- **WORK TO BE COMPLETED**:
Reproduce the records below in full and without edits, omitting images.

· · · ·

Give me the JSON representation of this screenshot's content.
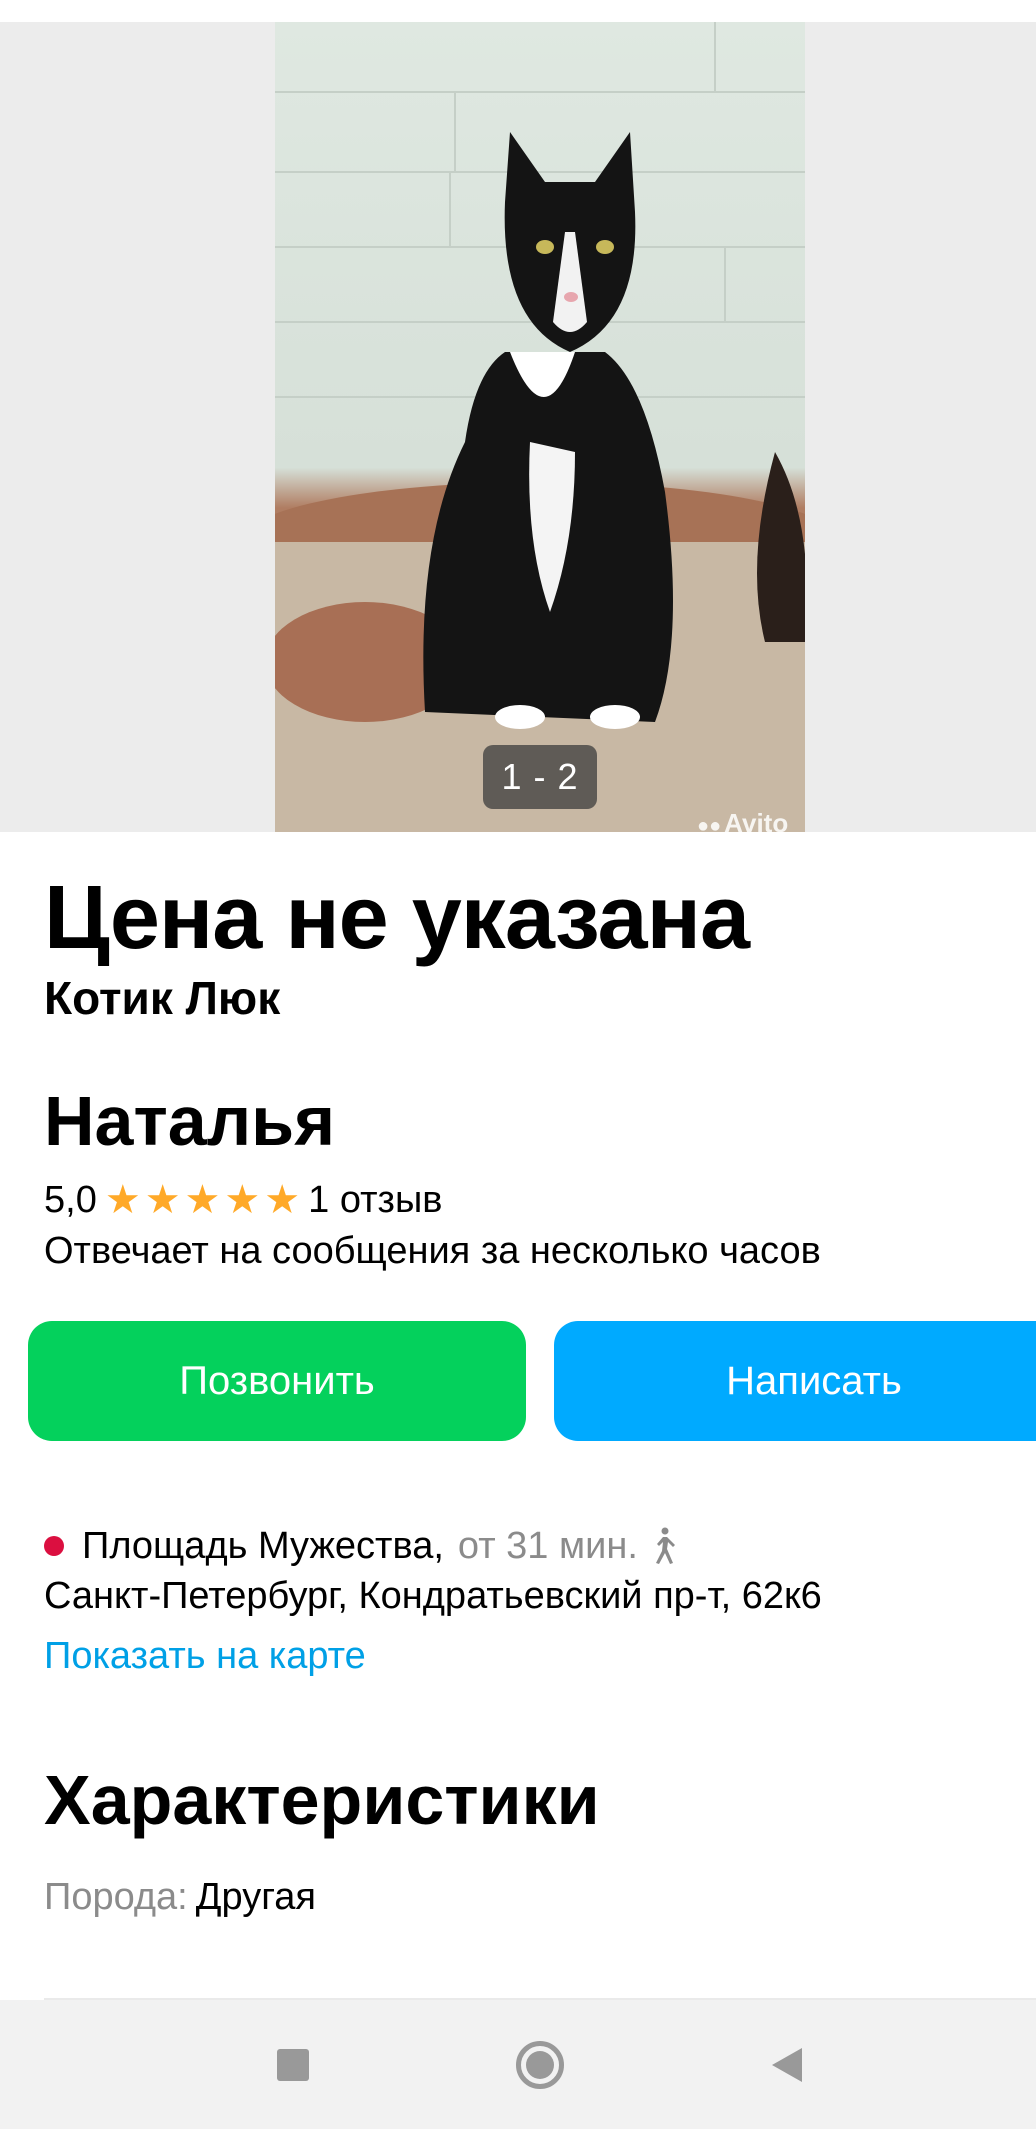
{
  "gallery": {
    "counter": "1 - 2",
    "watermark": "Avito"
  },
  "listing": {
    "price": "Цена не указана",
    "title": "Котик Люк"
  },
  "seller": {
    "name": "Наталья",
    "rating": "5,0",
    "stars": 5,
    "reviews": "1 отзыв",
    "response_time": "Отвечает на сообщения за несколько часов"
  },
  "actions": {
    "call": "Позвонить",
    "write": "Написать"
  },
  "location": {
    "metro": "Площадь Мужества,",
    "metro_time": "от 31 мин.",
    "metro_color": "#db0f40",
    "address": "Санкт-Петербург, Кондратьевский пр-т, 62к6",
    "map_link": "Показать на карте"
  },
  "specs": {
    "header": "Характеристики",
    "items": [
      {
        "label": "Порода:",
        "value": "Другая"
      }
    ]
  },
  "colors": {
    "call_button": "#04d15c",
    "write_button": "#00aaff",
    "link": "#00a0e6",
    "star": "#ffa928"
  },
  "navbar": {
    "icons": [
      "recent-apps-icon",
      "home-icon",
      "back-icon"
    ]
  }
}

· · · ·

- **REPLY**:
Give me the JSON representation of this screenshot's content.
{
  "gallery": {
    "counter": "1 - 2",
    "watermark": "Avito"
  },
  "listing": {
    "price": "Цена не указана",
    "title": "Котик Люк"
  },
  "seller": {
    "name": "Наталья",
    "rating": "5,0",
    "stars": 5,
    "reviews": "1 отзыв",
    "response_time": "Отвечает на сообщения за несколько часов"
  },
  "actions": {
    "call": "Позвонить",
    "write": "Написать"
  },
  "location": {
    "metro": "Площадь Мужества,",
    "metro_time": "от 31 мин.",
    "metro_color": "#db0f40",
    "address": "Санкт-Петербург, Кондратьевский пр-т, 62к6",
    "map_link": "Показать на карте"
  },
  "specs": {
    "header": "Характеристики",
    "items": [
      {
        "label": "Порода:",
        "value": "Другая"
      }
    ]
  },
  "colors": {
    "call_button": "#04d15c",
    "write_button": "#00aaff",
    "link": "#00a0e6",
    "star": "#ffa928"
  },
  "navbar": {
    "icons": [
      "recent-apps-icon",
      "home-icon",
      "back-icon"
    ]
  }
}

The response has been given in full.